• _Work required_
Copy each line below that includes "this".

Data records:
▬▬▬▬▬▬

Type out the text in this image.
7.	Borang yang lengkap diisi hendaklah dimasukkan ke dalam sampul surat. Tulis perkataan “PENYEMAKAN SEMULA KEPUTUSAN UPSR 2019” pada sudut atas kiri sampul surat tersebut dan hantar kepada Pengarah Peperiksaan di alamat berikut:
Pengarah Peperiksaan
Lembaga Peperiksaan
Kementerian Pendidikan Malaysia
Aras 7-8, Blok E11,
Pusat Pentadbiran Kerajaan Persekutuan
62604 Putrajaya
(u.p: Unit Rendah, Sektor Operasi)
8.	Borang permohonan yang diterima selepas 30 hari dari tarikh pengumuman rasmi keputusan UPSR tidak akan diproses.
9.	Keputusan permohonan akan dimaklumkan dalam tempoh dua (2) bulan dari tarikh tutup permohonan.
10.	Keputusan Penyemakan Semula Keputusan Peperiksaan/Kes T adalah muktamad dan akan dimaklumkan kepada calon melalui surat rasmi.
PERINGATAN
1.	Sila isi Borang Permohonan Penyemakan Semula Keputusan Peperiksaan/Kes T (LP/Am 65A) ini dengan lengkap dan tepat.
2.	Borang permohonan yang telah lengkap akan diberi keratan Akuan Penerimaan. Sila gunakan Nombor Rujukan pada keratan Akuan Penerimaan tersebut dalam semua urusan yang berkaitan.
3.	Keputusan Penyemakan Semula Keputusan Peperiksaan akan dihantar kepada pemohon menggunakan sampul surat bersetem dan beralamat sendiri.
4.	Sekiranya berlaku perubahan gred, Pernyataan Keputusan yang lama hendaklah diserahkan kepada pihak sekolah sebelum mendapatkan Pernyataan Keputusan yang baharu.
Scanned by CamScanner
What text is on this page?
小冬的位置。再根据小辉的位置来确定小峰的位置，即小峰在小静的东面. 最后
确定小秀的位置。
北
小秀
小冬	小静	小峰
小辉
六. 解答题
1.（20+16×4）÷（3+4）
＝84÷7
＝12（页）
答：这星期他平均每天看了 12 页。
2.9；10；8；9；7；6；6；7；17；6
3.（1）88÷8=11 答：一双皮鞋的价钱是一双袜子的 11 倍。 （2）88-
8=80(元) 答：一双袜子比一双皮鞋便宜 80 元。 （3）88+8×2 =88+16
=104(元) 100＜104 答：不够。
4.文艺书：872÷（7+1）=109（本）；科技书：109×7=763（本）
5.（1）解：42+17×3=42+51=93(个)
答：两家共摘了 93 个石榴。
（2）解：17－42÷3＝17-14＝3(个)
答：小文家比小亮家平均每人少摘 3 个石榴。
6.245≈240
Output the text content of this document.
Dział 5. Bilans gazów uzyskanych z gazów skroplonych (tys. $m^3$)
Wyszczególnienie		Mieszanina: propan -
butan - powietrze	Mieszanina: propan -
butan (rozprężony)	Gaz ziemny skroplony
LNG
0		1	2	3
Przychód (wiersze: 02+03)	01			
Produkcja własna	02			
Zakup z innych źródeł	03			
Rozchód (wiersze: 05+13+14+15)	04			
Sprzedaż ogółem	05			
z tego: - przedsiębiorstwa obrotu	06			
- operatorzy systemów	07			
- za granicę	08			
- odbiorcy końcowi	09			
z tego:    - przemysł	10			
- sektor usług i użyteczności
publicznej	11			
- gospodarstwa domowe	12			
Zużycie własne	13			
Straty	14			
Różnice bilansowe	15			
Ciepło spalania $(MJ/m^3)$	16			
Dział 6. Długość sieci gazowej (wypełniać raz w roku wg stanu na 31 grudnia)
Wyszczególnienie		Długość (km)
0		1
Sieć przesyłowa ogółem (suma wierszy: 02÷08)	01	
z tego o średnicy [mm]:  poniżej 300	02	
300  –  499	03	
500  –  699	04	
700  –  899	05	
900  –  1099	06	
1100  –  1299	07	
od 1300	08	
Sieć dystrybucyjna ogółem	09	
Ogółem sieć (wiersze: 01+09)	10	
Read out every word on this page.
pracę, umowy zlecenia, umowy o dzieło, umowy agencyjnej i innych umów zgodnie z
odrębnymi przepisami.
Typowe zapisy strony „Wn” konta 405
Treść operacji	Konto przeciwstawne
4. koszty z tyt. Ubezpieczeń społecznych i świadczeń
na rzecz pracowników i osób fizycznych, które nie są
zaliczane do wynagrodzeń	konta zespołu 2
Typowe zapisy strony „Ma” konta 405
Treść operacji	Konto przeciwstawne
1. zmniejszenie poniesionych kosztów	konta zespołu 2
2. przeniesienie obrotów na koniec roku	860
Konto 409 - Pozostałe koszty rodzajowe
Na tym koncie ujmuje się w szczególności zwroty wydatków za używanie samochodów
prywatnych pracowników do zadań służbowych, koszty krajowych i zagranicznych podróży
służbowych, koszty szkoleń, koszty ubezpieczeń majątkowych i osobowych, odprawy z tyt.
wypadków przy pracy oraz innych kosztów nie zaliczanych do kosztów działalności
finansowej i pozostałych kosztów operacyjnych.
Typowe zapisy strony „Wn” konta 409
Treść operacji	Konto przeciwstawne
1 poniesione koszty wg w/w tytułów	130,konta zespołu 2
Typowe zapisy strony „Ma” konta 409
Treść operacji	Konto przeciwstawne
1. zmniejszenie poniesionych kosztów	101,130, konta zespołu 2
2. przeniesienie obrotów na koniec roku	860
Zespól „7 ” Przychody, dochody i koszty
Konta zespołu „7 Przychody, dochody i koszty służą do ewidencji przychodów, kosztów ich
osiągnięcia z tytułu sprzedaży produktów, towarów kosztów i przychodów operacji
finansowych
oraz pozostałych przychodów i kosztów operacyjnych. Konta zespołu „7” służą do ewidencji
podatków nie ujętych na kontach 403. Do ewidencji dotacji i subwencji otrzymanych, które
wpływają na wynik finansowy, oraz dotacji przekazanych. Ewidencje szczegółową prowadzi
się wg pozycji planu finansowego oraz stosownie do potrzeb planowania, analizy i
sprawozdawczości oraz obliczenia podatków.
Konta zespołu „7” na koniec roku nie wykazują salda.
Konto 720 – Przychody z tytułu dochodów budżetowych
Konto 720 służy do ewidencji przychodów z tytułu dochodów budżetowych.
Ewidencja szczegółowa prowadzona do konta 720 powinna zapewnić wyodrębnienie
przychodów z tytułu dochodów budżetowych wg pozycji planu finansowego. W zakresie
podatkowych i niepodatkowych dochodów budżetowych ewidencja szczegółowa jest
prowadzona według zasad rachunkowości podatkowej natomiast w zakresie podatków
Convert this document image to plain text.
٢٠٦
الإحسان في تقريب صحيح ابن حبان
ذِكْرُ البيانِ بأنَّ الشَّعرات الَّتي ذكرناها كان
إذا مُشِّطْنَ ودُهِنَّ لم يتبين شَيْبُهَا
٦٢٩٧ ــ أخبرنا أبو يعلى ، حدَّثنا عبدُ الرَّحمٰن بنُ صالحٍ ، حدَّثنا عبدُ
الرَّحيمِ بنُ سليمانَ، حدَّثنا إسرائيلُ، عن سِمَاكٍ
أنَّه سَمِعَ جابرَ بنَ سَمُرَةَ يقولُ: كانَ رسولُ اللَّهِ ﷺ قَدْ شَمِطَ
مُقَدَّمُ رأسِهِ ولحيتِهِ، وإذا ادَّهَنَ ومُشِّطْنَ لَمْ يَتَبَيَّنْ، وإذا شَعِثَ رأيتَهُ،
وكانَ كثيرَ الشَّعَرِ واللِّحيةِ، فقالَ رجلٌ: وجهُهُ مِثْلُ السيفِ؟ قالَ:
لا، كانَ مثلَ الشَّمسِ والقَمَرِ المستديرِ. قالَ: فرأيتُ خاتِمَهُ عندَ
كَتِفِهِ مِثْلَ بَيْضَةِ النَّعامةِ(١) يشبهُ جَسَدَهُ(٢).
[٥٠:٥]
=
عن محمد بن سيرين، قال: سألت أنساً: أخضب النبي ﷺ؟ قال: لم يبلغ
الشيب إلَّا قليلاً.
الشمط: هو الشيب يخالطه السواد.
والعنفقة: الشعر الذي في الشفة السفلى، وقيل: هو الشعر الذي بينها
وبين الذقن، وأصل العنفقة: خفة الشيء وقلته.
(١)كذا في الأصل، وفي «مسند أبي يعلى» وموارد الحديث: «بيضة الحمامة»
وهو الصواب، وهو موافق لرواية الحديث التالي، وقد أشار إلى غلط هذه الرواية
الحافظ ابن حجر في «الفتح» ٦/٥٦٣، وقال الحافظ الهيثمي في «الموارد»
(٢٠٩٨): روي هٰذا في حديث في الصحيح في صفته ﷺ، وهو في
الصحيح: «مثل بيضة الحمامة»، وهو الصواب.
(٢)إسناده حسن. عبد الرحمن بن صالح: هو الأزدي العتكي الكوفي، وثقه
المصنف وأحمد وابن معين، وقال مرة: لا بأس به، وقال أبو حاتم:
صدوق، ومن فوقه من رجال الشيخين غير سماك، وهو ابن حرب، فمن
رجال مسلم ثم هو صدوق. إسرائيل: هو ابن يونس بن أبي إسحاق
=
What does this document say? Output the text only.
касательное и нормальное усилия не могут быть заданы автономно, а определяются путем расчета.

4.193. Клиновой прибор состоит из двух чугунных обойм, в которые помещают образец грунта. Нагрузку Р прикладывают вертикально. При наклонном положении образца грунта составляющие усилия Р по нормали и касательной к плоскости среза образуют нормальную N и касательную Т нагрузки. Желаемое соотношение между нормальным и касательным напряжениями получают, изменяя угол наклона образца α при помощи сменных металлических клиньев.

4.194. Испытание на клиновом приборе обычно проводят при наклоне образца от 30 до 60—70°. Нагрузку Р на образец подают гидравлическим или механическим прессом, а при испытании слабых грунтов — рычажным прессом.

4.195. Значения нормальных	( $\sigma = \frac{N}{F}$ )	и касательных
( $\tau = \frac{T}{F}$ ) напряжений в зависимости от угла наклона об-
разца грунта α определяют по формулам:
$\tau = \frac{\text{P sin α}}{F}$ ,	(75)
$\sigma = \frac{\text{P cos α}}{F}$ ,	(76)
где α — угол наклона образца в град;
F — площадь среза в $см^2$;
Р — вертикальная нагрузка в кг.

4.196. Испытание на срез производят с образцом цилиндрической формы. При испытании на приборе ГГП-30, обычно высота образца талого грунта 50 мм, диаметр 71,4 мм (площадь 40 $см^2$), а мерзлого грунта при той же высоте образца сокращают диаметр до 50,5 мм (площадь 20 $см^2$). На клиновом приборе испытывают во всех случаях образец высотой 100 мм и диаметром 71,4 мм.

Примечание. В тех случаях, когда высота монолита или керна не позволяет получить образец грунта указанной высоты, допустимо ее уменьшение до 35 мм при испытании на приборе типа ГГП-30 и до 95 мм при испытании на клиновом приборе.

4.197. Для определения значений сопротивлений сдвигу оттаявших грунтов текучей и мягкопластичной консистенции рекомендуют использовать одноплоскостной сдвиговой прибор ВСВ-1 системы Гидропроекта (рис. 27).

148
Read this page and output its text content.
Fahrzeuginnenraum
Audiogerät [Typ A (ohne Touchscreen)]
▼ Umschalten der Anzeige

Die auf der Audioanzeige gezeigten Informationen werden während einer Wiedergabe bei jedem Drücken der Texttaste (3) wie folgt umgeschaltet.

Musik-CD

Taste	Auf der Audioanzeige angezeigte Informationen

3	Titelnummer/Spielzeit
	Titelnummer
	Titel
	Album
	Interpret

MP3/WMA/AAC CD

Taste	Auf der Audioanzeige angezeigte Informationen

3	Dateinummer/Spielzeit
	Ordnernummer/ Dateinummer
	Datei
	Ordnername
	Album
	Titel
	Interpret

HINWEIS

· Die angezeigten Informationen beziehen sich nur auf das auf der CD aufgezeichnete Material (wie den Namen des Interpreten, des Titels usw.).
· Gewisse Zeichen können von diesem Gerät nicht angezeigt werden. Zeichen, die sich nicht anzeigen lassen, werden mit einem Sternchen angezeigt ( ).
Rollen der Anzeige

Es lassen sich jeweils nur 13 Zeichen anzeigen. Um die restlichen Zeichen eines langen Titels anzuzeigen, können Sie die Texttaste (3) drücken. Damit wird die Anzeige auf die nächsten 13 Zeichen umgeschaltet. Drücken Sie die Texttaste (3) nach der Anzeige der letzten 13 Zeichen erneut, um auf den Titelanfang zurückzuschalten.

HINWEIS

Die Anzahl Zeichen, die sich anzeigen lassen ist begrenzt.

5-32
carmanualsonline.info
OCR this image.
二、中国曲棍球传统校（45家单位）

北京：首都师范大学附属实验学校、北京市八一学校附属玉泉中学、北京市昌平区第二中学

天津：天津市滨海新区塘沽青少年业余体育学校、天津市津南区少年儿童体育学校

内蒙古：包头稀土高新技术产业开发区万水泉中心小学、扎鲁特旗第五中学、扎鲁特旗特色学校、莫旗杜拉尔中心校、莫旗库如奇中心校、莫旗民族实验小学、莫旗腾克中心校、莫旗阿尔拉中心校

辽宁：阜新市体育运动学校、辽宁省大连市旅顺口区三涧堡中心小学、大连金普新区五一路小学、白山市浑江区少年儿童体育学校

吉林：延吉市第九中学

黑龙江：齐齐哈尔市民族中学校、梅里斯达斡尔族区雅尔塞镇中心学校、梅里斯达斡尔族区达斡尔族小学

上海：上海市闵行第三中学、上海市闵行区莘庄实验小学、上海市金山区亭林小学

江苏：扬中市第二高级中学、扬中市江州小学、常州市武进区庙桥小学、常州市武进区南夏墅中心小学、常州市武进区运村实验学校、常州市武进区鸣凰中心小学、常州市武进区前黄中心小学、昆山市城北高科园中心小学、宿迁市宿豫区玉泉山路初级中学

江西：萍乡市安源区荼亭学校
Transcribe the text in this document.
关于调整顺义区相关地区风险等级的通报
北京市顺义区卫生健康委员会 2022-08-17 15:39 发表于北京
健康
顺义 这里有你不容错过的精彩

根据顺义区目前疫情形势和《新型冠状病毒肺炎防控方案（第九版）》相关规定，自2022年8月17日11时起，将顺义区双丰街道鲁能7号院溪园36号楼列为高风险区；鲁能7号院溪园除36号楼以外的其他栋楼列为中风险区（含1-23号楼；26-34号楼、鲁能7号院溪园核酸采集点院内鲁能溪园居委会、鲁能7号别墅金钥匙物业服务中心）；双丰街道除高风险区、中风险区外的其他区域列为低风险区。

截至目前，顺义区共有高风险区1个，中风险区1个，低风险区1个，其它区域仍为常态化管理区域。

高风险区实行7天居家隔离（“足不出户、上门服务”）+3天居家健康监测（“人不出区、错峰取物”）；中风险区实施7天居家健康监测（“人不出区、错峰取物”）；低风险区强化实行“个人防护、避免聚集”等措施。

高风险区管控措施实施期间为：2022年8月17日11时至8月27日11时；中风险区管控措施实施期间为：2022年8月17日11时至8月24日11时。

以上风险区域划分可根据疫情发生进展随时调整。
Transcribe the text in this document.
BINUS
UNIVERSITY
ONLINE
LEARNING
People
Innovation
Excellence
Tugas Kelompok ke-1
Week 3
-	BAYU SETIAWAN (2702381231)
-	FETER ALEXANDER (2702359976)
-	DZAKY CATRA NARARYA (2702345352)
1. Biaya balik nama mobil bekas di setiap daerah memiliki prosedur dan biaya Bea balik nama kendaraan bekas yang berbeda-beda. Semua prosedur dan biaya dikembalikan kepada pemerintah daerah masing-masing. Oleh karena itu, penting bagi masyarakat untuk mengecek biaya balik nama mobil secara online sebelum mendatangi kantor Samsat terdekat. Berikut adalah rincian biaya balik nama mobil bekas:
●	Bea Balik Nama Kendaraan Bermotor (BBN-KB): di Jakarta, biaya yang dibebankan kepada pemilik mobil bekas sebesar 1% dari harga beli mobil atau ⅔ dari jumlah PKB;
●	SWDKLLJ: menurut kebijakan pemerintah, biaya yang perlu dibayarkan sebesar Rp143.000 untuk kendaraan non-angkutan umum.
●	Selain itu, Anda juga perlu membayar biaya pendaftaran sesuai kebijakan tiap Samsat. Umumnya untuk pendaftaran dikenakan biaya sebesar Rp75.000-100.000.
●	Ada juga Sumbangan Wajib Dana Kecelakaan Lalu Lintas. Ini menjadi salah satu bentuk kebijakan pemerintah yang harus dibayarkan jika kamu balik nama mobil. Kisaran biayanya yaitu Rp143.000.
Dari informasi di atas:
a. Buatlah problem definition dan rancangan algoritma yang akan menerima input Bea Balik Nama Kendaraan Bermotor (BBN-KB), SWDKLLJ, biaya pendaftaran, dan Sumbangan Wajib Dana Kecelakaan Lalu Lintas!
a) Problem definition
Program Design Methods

▬▬▬▬▬▬

• _Exercise output_
Type out the text in this image.
What text is on this page?
Output the text content of this document.
Read out every word on this page.
Convert this document image to plain text.
What does this document say? Output the text only.
Read this page and output its text content.
OCR this image.
Transcribe the text in this document.
Transcribe the text in this document.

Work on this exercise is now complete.